▸ Material for the task
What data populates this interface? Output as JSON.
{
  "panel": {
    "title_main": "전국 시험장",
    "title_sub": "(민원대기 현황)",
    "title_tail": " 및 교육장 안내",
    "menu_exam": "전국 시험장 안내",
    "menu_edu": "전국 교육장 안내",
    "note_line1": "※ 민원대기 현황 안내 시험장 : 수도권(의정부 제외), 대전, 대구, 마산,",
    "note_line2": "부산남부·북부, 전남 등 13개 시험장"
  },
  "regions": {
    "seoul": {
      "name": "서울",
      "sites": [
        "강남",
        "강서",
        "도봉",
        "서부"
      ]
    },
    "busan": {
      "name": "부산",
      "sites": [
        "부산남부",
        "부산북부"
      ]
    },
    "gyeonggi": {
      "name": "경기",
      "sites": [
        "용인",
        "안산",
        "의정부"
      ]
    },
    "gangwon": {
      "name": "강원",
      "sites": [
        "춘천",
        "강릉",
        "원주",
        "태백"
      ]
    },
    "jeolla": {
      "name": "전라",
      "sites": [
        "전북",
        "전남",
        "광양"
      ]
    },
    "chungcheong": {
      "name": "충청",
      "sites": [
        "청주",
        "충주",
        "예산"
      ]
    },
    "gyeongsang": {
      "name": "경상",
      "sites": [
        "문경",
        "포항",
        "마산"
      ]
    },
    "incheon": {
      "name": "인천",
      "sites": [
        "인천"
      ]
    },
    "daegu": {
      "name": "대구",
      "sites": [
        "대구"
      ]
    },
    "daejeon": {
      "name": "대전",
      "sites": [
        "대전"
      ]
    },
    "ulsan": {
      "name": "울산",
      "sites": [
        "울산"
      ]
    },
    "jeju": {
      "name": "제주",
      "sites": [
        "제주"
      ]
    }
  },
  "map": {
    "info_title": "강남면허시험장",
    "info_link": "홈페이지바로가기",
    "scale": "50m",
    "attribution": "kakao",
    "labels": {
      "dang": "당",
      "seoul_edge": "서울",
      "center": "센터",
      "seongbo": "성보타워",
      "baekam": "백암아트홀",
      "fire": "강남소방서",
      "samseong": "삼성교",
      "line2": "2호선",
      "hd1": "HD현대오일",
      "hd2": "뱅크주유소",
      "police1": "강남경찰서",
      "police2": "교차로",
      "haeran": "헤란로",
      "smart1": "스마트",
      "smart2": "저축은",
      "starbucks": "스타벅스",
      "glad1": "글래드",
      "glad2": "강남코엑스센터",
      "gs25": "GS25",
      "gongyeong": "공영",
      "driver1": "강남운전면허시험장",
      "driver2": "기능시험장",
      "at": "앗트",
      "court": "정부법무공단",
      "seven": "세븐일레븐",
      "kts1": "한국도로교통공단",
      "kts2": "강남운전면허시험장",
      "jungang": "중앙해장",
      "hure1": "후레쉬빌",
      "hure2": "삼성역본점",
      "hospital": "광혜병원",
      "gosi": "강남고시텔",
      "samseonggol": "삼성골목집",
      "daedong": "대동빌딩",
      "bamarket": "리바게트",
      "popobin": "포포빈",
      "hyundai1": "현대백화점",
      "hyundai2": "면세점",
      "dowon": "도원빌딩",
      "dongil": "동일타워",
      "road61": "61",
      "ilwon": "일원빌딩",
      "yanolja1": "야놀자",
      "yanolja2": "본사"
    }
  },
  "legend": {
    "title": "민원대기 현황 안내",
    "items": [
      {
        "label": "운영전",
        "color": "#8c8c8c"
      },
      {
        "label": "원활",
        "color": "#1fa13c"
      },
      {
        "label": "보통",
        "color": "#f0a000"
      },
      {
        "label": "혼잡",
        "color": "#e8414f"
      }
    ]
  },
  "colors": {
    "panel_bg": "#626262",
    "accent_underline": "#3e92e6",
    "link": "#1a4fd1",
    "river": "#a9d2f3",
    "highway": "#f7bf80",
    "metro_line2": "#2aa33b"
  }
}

▸ Task directions
Count the lines in the records above that contain the word "민원대기", and give only the number.

▸ Expected answer
3